**Work to be completed**
Copy every line of the data that includes the string "user".

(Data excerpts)
■ ■ ■ ■ ■
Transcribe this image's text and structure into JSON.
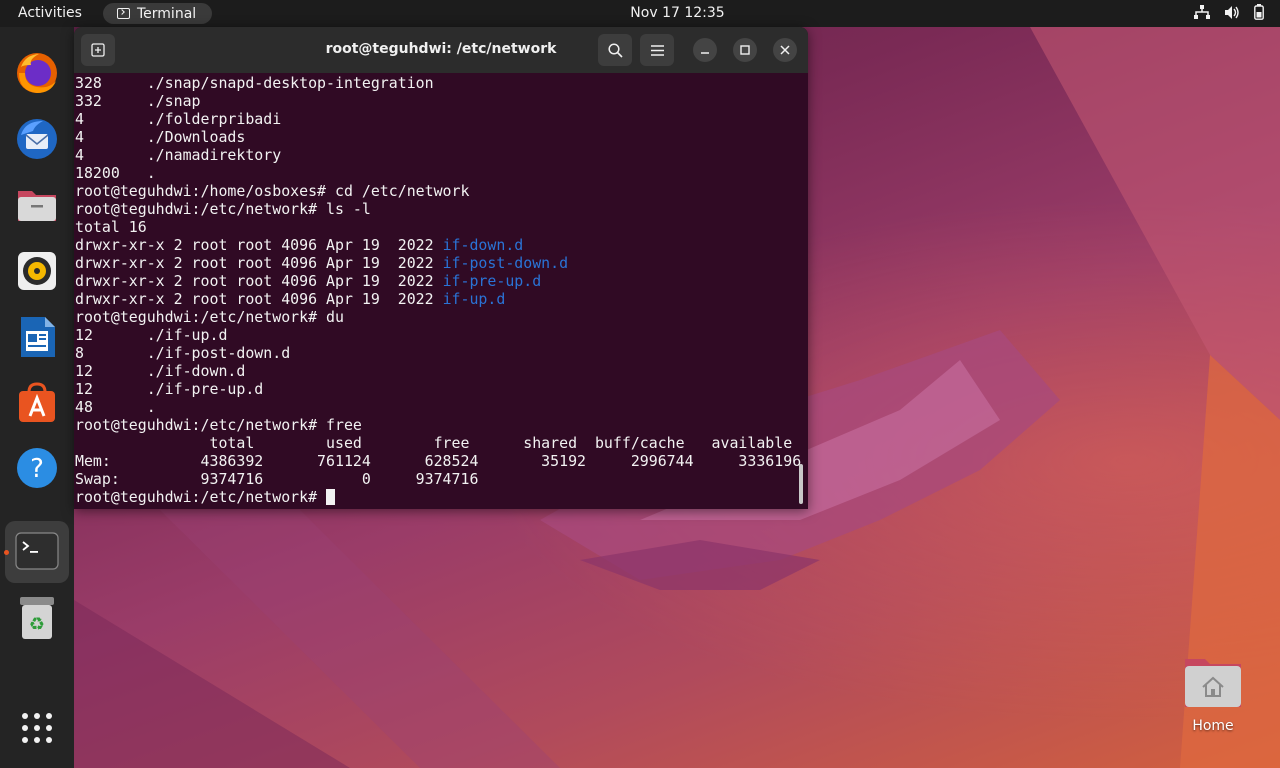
{
  "topbar": {
    "activities": "Activities",
    "app_name": "Terminal",
    "clock": "Nov 17  12:35"
  },
  "terminal": {
    "title": "root@teguhdwi: /etc/network",
    "lines": [
      {
        "text": "328     ./snap/snapd-desktop-integration"
      },
      {
        "text": "332     ./snap"
      },
      {
        "text": "4       ./folderpribadi"
      },
      {
        "text": "4       ./Downloads"
      },
      {
        "text": "4       ./namadirektory"
      },
      {
        "text": "18200   ."
      },
      {
        "text": "root@teguhdwi:/home/osboxes# cd /etc/network"
      },
      {
        "text": "root@teguhdwi:/etc/network# ls -l"
      },
      {
        "text": "total 16"
      },
      {
        "text": "drwxr-xr-x 2 root root 4096 Apr 19  2022 ",
        "dir": "if-down.d"
      },
      {
        "text": "drwxr-xr-x 2 root root 4096 Apr 19  2022 ",
        "dir": "if-post-down.d"
      },
      {
        "text": "drwxr-xr-x 2 root root 4096 Apr 19  2022 ",
        "dir": "if-pre-up.d"
      },
      {
        "text": "drwxr-xr-x 2 root root 4096 Apr 19  2022 ",
        "dir": "if-up.d"
      },
      {
        "text": "root@teguhdwi:/etc/network# du"
      },
      {
        "text": "12      ./if-up.d"
      },
      {
        "text": "8       ./if-post-down.d"
      },
      {
        "text": "12      ./if-down.d"
      },
      {
        "text": "12      ./if-pre-up.d"
      },
      {
        "text": "48      ."
      },
      {
        "text": "root@teguhdwi:/etc/network# free"
      },
      {
        "text": "               total        used        free      shared  buff/cache   available"
      },
      {
        "text": "Mem:          4386392      761124      628524       35192     2996744     3336196"
      },
      {
        "text": "Swap:         9374716           0     9374716"
      }
    ],
    "prompt": "root@teguhdwi:/etc/network# "
  },
  "desktop": {
    "home_label": "Home"
  },
  "colors": {
    "terminal_bg": "#300a24",
    "directory": "#2a73d6",
    "accent": "#e95420"
  }
}
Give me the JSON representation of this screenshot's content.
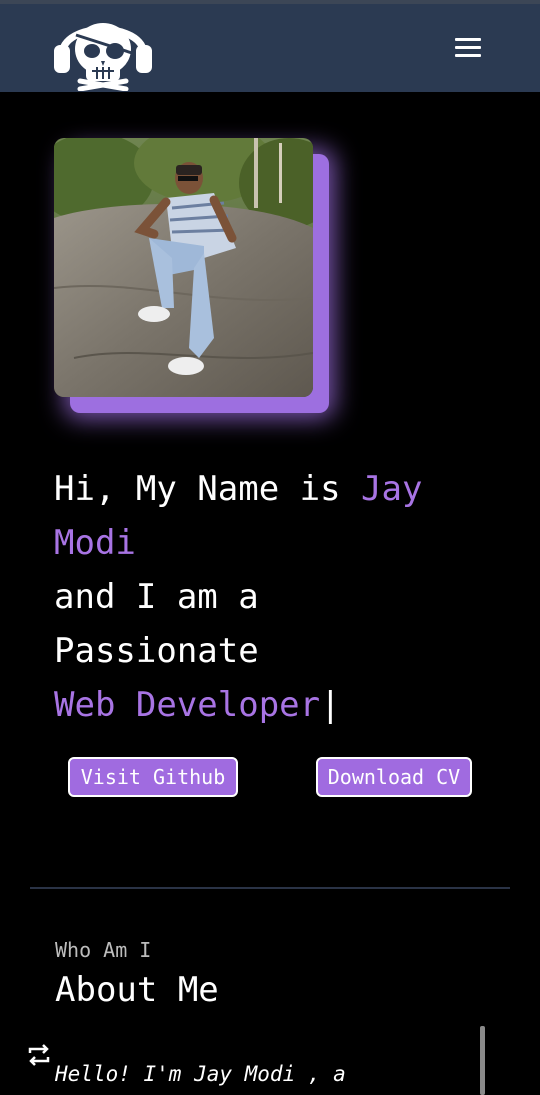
{
  "header": {
    "logo_icon": "pirate-skull-headphones-icon",
    "menu_icon": "hamburger-menu-icon"
  },
  "hero": {
    "photo_alt": "Portrait photo",
    "line1_prefix": "Hi, My Name is ",
    "name": "Jay Modi",
    "line2": "and I am a",
    "line3": "Passionate",
    "role": "Web Developer",
    "cursor": "|",
    "buttons": {
      "github": "Visit Github",
      "cv": "Download CV"
    }
  },
  "about": {
    "eyebrow": "Who Am I",
    "title": "About Me",
    "intro_text": "Hello! I'm Jay Modi , a"
  },
  "colors": {
    "accent": "#a874e4",
    "navbar": "#2b3a52",
    "background": "#000000"
  }
}
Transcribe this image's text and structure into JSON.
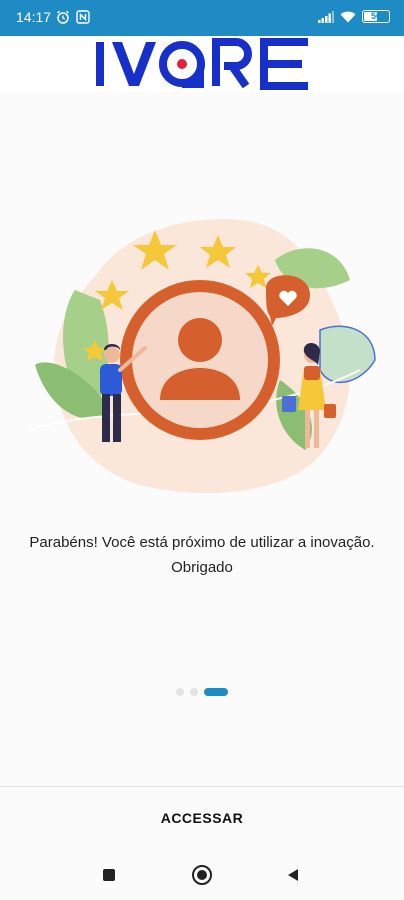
{
  "status_bar": {
    "time": "14:17",
    "battery_level": "56",
    "battery_fraction": 0.56,
    "icons": [
      "alarm-icon",
      "nfc-icon",
      "signal-icon",
      "wifi-icon",
      "battery-icon"
    ]
  },
  "header": {
    "logo_text": "IVORE",
    "logo_color": "#1730c9",
    "logo_dot_color": "#e0203c"
  },
  "onboarding": {
    "message": "Parabéns! Você está próximo de utilizar a inovação. Obrigado",
    "illustration_icon": "user-profile-with-stars-illustration",
    "page_count": 3,
    "active_page": 3
  },
  "actions": {
    "access_label": "ACCESSAR"
  },
  "nav_bar": {
    "icons": [
      "square-recents-icon",
      "circle-home-icon",
      "triangle-back-icon"
    ]
  },
  "colors": {
    "status_bar": "#1f8bc4",
    "accent": "#1f8bc4",
    "illustration_primary": "#d65f2e"
  }
}
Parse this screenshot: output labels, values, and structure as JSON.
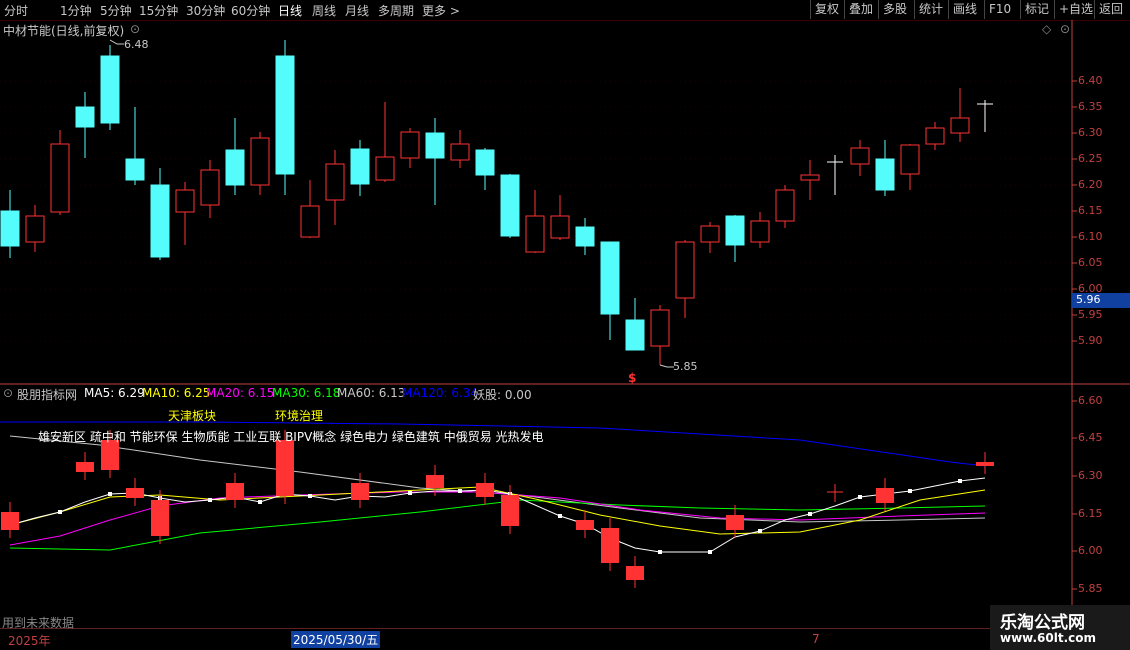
{
  "toolbar": {
    "periods": [
      "分时",
      "1分钟",
      "5分钟",
      "15分钟",
      "30分钟",
      "60分钟",
      "日线",
      "周线",
      "月线",
      "多周期",
      "更多 >"
    ],
    "active_period": "日线",
    "right_buttons": [
      "复权",
      "叠加",
      "多股",
      "统计",
      "画线",
      "F10",
      "标记",
      "+自选",
      "返回"
    ]
  },
  "main_panel": {
    "title": "中材节能(日线,前复权)",
    "price_labels": [
      "6.40",
      "6.35",
      "6.30",
      "6.25",
      "6.20",
      "6.15",
      "6.10",
      "6.05",
      "6.00",
      "5.95",
      "5.90"
    ],
    "current_price": "5.96",
    "high_mark": "6.48",
    "low_mark": "5.85",
    "signal_mark": "$"
  },
  "sub_panel": {
    "title": "股朋指标网",
    "ma": [
      {
        "label": "MA5: 6.29",
        "color": "#ffffff"
      },
      {
        "label": "MA10: 6.25",
        "color": "#ffff00"
      },
      {
        "label": "MA20: 6.15",
        "color": "#ff00ff"
      },
      {
        "label": "MA30: 6.18",
        "color": "#00ff00"
      },
      {
        "label": "MA60: 6.13",
        "color": "#c8c8c8"
      },
      {
        "label": "MA120: 6.34",
        "color": "#0000ff"
      },
      {
        "label": "妖股: 0.00",
        "color": "#c8c8c8"
      }
    ],
    "tag_yellow_1": "天津板块",
    "tag_yellow_2": "环境治理",
    "concepts": "雄安新区 疏中和 节能环保 生物质能 工业互联 BIPV概念 绿色电力 绿色建筑 中俄贸易 光热发电",
    "price_labels": [
      "6.60",
      "6.45",
      "6.30",
      "6.15",
      "6.00",
      "5.85"
    ],
    "footer_note": "用到未来数据"
  },
  "bottom": {
    "year": "2025年",
    "date": "2025/05/30/五",
    "month": "7"
  },
  "watermark": {
    "line1": "乐淘公式网",
    "line2": "www.60lt.com"
  },
  "colors": {
    "up": "#ff3333",
    "down": "#54fcfc",
    "axis": "#c04040",
    "grid": "#3a0000"
  }
}
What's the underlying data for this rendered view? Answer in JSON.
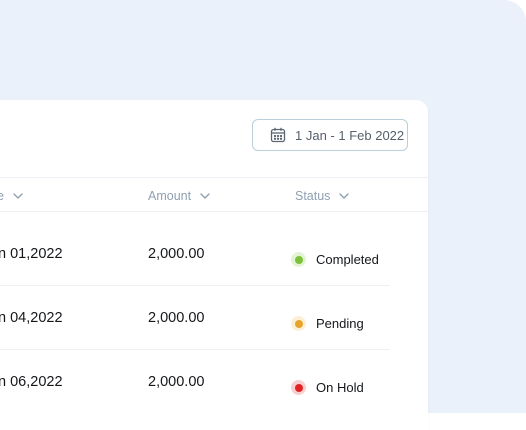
{
  "filter": {
    "date_range": "1 Jan - 1 Feb 2022",
    "icon": "calendar-icon"
  },
  "table": {
    "columns": [
      {
        "label": "e",
        "icon": "chevron-down-icon"
      },
      {
        "label": "Amount",
        "icon": "chevron-down-icon"
      },
      {
        "label": "Status",
        "icon": "chevron-down-icon"
      }
    ],
    "rows": [
      {
        "date": "n 01,2022",
        "amount": "2,000.00",
        "status": "Completed",
        "status_color": "#7cc13a",
        "status_bg": "#e4f3d6"
      },
      {
        "date": "n 04,2022",
        "amount": "2,000.00",
        "status": "Pending",
        "status_color": "#e6a52a",
        "status_bg": "#fbefd6"
      },
      {
        "date": "n 06,2022",
        "amount": "2,000.00",
        "status": "On Hold",
        "status_color": "#e02424",
        "status_bg": "#f8cfcf"
      }
    ]
  }
}
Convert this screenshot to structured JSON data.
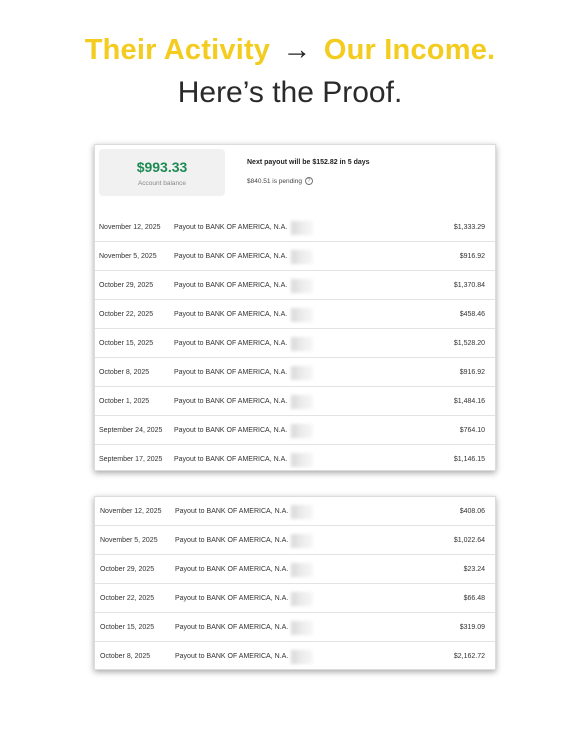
{
  "headline": {
    "part1": "Their Activity",
    "arrow": "→",
    "part2": "Our Income.",
    "line2": "Here’s the Proof."
  },
  "colors": {
    "accent": "#f3cc1f",
    "balance_green": "#1e8a54"
  },
  "summary": {
    "balance": "$993.33",
    "balance_label": "Account balance",
    "next_payout": "Next payout will be $152.82 in 5 days",
    "pending": "$840.51 is pending",
    "help_icon": "?"
  },
  "table1": [
    {
      "date": "November 12, 2025",
      "description": "Payout to BANK OF AMERICA, N.A.",
      "amount": "$1,333.29"
    },
    {
      "date": "November 5, 2025",
      "description": "Payout to BANK OF AMERICA, N.A.",
      "amount": "$916.92"
    },
    {
      "date": "October 29, 2025",
      "description": "Payout to BANK OF AMERICA, N.A.",
      "amount": "$1,370.84"
    },
    {
      "date": "October 22, 2025",
      "description": "Payout to BANK OF AMERICA, N.A.",
      "amount": "$458.46"
    },
    {
      "date": "October 15, 2025",
      "description": "Payout to BANK OF AMERICA, N.A.",
      "amount": "$1,528.20"
    },
    {
      "date": "October 8, 2025",
      "description": "Payout to BANK OF AMERICA, N.A.",
      "amount": "$916.92"
    },
    {
      "date": "October 1, 2025",
      "description": "Payout to BANK OF AMERICA, N.A.",
      "amount": "$1,484.16"
    },
    {
      "date": "September 24, 2025",
      "description": "Payout to BANK OF AMERICA, N.A.",
      "amount": "$764.10"
    },
    {
      "date": "September 17, 2025",
      "description": "Payout to BANK OF AMERICA, N.A.",
      "amount": "$1,146.15"
    }
  ],
  "table2": [
    {
      "date": "November 12, 2025",
      "description": "Payout to BANK OF AMERICA, N.A.",
      "amount": "$408.06"
    },
    {
      "date": "November 5, 2025",
      "description": "Payout to BANK OF AMERICA, N.A.",
      "amount": "$1,022.64"
    },
    {
      "date": "October 29, 2025",
      "description": "Payout to BANK OF AMERICA, N.A.",
      "amount": "$23.24"
    },
    {
      "date": "October 22, 2025",
      "description": "Payout to BANK OF AMERICA, N.A.",
      "amount": "$66.48"
    },
    {
      "date": "October 15, 2025",
      "description": "Payout to BANK OF AMERICA, N.A.",
      "amount": "$319.09"
    },
    {
      "date": "October 8, 2025",
      "description": "Payout to BANK OF AMERICA, N.A.",
      "amount": "$2,162.72"
    }
  ]
}
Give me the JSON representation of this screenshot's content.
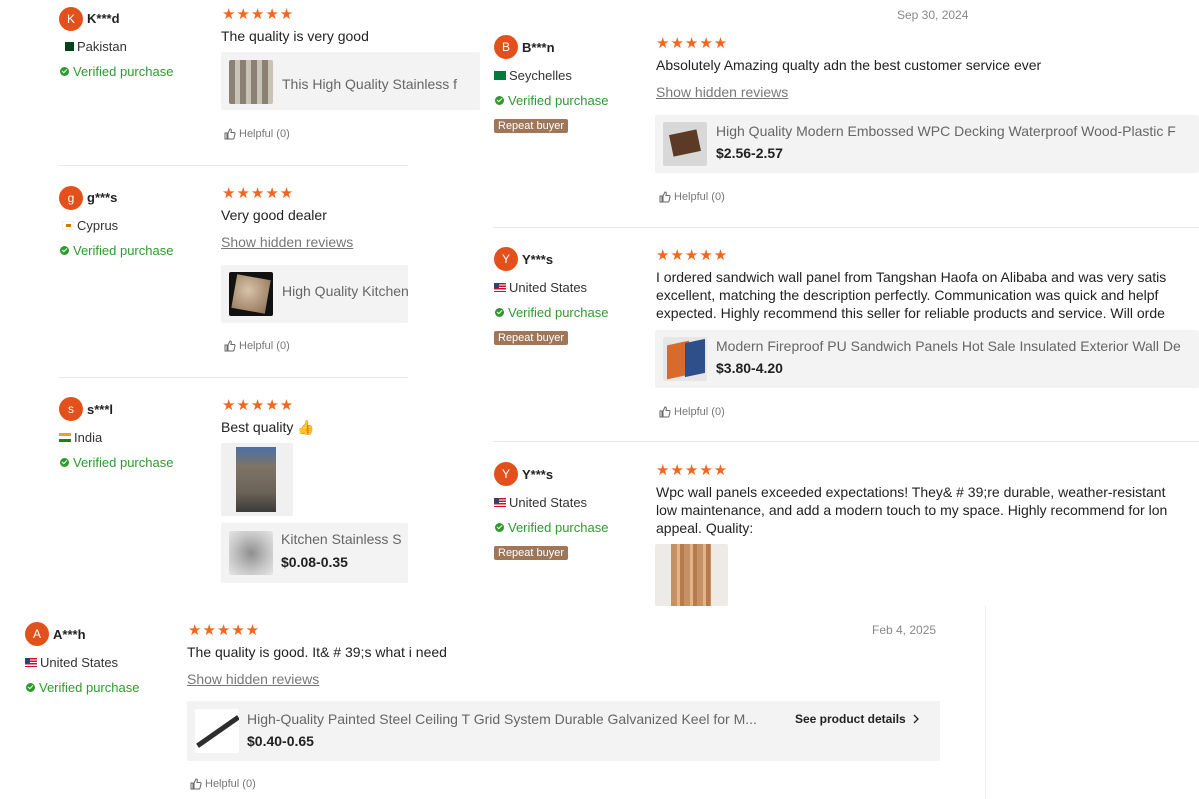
{
  "reviews": [
    {
      "avatar": "K",
      "user": "K***d",
      "country": "Pakistan",
      "verified": "Verified purchase",
      "stars": "★★★★★",
      "text": "The quality is very good",
      "product": {
        "name": "This High Quality Stainless f"
      },
      "helpful": "Helpful (0)"
    },
    {
      "avatar": "g",
      "user": "g***s",
      "country": "Cyprus",
      "verified": "Verified purchase",
      "stars": "★★★★★",
      "text": "Very good dealer",
      "hidden": "Show hidden reviews",
      "product": {
        "name": "High Quality Kitchen"
      },
      "helpful": "Helpful (0)"
    },
    {
      "avatar": "s",
      "user": "s***l",
      "country": "India",
      "verified": "Verified purchase",
      "stars": "★★★★★",
      "text": "Best quality 👍",
      "product": {
        "name": "Kitchen Stainless S",
        "price": "$0.08-0.35"
      },
      "helpful": ""
    },
    {
      "avatar": "B",
      "user": "B***n",
      "country": "Seychelles",
      "verified": "Verified purchase",
      "repeat": "Repeat buyer",
      "date": "Sep 30, 2024",
      "stars": "★★★★★",
      "text": "Absolutely Amazing qualty adn the best customer service ever",
      "hidden": "Show hidden reviews",
      "product": {
        "name": "High Quality Modern Embossed WPC Decking Waterproof Wood-Plastic F",
        "price": "$2.56-2.57"
      },
      "helpful": "Helpful (0)"
    },
    {
      "avatar": "Y",
      "user": "Y***s",
      "country": "United States",
      "verified": "Verified purchase",
      "repeat": "Repeat buyer",
      "stars": "★★★★★",
      "text_lines": [
        "I ordered sandwich wall panel from Tangshan Haofa on Alibaba and was very satis",
        "excellent, matching the description perfectly. Communication was quick and helpf",
        "expected. Highly recommend this seller for reliable products and service. Will orde"
      ],
      "product": {
        "name": "Modern Fireproof PU Sandwich Panels Hot Sale Insulated Exterior Wall De",
        "price": "$3.80-4.20"
      },
      "helpful": "Helpful (0)"
    },
    {
      "avatar": "Y",
      "user": "Y***s",
      "country": "United States",
      "verified": "Verified purchase",
      "repeat": "Repeat buyer",
      "stars": "★★★★★",
      "text_lines": [
        "Wpc wall panels exceeded expectations! They& # 39;re durable, weather-resistant",
        "low maintenance, and add a modern touch to my space. Highly recommend for lon",
        "appeal. Quality:"
      ]
    },
    {
      "avatar": "A",
      "user": "A***h",
      "country": "United States",
      "verified": "Verified purchase",
      "date": "Feb 4, 2025",
      "stars": "★★★★★",
      "text": "The quality is good. It& # 39;s what i need",
      "hidden": "Show hidden reviews",
      "product": {
        "name": "High-Quality Painted Steel Ceiling T Grid System Durable Galvanized Keel for M...",
        "price": "$0.40-0.65",
        "details": "See product details"
      },
      "helpful": "Helpful (0)"
    }
  ],
  "colors": {
    "star": "#f2661e",
    "verified": "#2e9a2e",
    "avatar": "#e2511b",
    "repeat_badge": "#a07658"
  }
}
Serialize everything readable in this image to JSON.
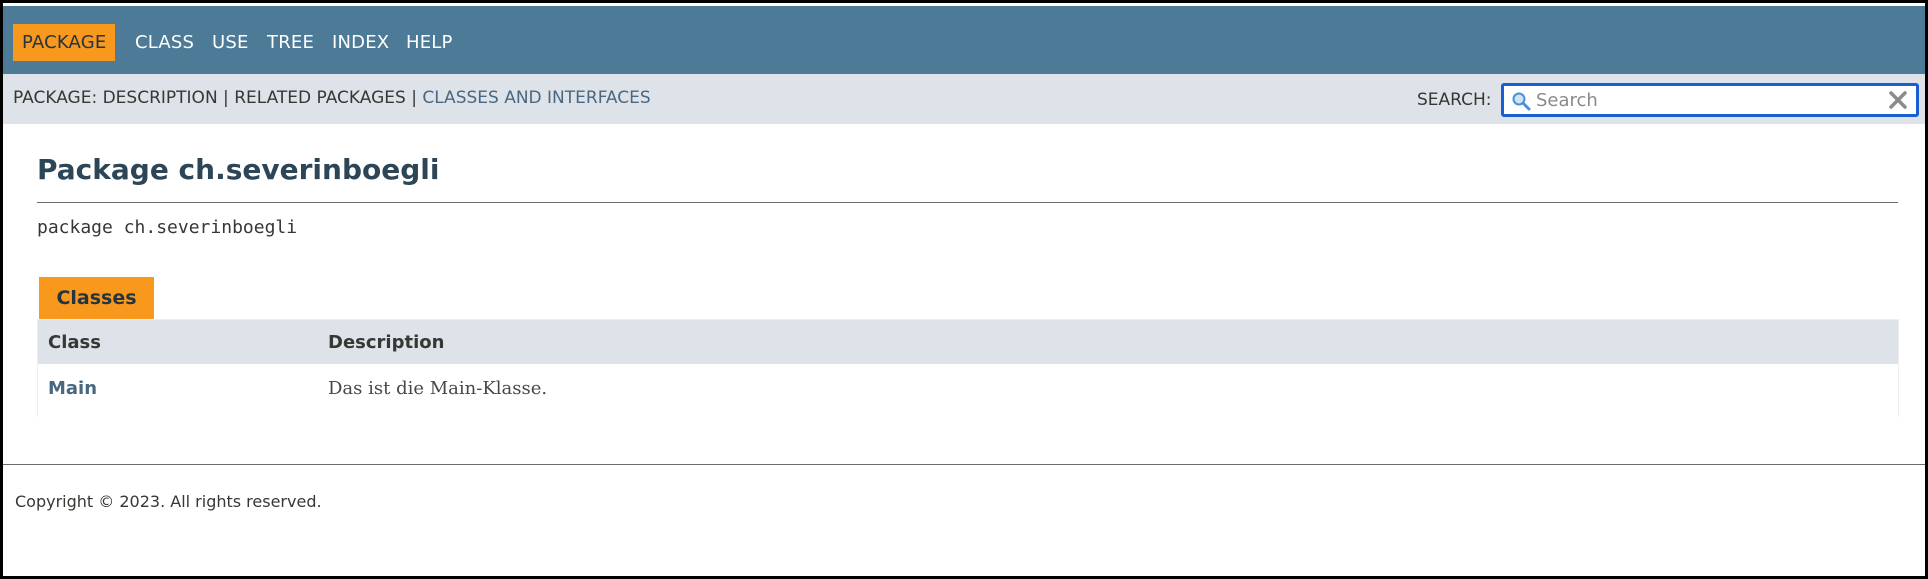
■ ■ ■ ■ ■
**Solved problem**
    "illustration_icon": "user-profile-with-stars-illustration",
      "user": "K***d",
      "user": "g***s",
      "user": "s***l",
      "user": "B***n",
      "user": "Y***s",
      "user": "Y***s",
      "user": "A***h",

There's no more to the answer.